■ Work to complete
Which lines in the material below contain the word "sqaure"? Copy each of them.
>> Begin Data records
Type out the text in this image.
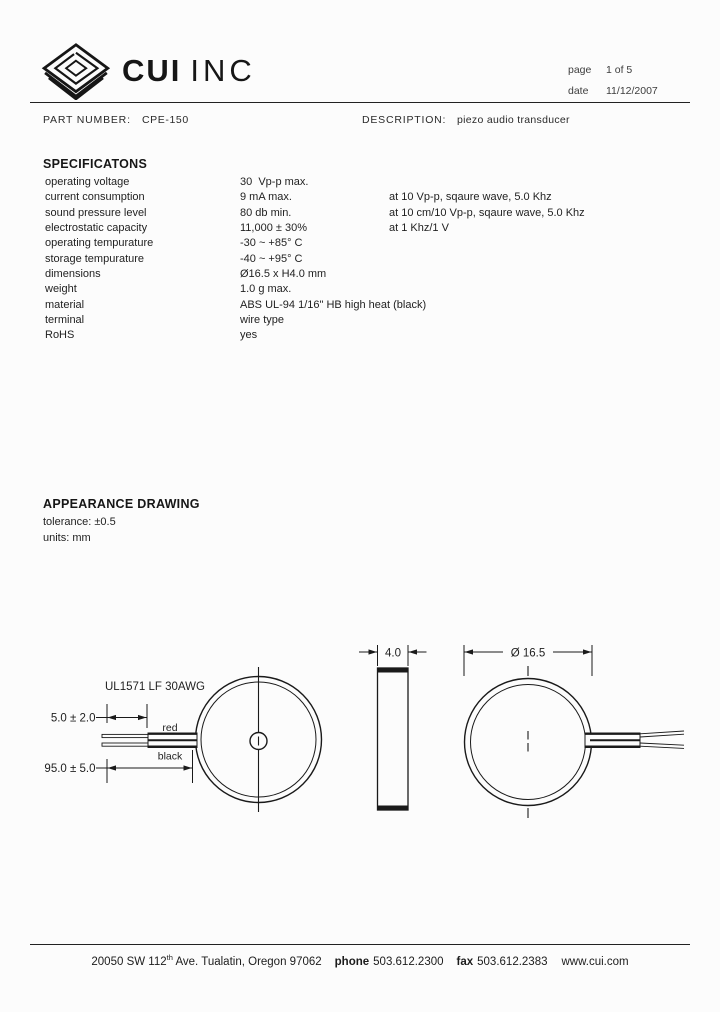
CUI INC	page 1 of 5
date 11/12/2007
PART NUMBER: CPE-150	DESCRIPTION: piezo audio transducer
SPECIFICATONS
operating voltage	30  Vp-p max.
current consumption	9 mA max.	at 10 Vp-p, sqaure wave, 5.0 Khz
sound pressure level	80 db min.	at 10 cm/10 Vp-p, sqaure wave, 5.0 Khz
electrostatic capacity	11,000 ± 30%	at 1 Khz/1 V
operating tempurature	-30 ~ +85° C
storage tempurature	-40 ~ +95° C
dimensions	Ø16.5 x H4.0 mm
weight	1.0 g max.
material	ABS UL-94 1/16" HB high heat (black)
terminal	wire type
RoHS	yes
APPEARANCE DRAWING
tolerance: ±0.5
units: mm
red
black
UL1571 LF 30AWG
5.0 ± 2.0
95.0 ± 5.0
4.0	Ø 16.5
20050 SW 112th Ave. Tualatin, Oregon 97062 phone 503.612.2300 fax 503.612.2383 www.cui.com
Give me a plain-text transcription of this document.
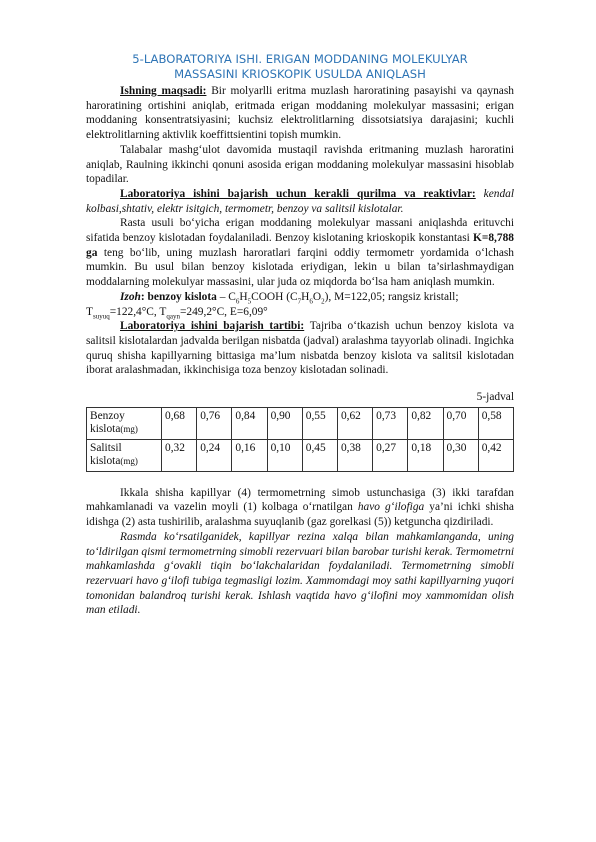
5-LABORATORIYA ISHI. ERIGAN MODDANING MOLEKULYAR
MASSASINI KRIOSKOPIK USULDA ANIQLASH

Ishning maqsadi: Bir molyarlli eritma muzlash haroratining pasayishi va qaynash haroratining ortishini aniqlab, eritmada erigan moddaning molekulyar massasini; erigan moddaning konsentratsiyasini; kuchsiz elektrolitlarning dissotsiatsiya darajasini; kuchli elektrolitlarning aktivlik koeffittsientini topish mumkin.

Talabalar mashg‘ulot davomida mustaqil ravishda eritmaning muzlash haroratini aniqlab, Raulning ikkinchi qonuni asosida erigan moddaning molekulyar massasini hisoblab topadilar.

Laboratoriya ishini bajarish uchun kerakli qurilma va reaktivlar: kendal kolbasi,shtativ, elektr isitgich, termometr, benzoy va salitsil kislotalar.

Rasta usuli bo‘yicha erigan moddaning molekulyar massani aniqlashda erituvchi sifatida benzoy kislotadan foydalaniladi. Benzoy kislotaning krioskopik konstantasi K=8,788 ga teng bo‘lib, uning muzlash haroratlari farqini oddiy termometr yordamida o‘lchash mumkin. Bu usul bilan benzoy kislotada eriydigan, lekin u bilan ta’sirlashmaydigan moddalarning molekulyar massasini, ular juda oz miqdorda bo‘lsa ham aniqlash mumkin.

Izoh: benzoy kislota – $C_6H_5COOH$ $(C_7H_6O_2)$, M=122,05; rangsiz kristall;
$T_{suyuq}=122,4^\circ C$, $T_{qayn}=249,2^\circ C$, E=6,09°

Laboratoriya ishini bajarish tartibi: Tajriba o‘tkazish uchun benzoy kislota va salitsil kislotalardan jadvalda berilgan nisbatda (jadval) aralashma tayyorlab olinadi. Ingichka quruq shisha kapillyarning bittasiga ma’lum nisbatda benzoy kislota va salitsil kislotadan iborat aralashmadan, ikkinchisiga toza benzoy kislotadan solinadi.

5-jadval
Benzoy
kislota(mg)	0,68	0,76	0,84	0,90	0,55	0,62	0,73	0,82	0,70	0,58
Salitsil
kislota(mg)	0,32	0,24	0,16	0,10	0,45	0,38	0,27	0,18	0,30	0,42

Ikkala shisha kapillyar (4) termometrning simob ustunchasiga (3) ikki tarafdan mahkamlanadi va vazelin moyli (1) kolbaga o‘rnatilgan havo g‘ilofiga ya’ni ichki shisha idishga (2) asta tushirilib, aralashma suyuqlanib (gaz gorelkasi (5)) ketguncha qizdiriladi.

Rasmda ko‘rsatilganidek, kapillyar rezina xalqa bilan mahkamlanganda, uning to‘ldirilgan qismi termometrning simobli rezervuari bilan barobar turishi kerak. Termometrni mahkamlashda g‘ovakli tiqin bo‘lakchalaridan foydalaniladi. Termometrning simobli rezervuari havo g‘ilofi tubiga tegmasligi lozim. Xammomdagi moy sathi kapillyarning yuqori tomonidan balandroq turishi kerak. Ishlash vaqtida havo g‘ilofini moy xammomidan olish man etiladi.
>> End Data records
>> Begin Data records
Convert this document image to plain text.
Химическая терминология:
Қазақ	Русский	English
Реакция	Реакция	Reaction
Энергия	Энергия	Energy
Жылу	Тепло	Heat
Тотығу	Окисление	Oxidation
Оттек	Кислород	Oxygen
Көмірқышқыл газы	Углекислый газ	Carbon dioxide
>> End Data records
>> Begin Data records
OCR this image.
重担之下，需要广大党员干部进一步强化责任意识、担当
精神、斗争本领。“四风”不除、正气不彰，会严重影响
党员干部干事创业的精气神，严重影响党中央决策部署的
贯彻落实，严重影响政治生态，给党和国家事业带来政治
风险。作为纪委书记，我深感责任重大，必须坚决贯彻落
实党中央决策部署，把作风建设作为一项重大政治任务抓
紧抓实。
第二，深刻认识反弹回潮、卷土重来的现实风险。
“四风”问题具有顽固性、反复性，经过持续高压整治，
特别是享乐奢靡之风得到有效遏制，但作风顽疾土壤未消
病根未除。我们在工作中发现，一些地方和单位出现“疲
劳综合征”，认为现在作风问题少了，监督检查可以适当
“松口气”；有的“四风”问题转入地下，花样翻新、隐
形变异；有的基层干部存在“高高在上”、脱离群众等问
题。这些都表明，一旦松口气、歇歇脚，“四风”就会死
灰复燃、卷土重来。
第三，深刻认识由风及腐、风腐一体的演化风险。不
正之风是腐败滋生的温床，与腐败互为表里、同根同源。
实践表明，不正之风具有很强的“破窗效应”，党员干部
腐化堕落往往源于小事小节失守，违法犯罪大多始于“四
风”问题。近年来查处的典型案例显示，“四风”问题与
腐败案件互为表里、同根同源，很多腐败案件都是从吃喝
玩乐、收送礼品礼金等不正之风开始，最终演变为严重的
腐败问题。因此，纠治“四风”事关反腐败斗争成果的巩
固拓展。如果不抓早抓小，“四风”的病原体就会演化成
>> End Data records
■ Result of this exercise
current consumption	9 mA max.	at 10 Vp-p, sqaure wave, 5.0 Khz
sound pressure level	80 db min.	at 10 cm/10 Vp-p, sqaure wave, 5.0 Khz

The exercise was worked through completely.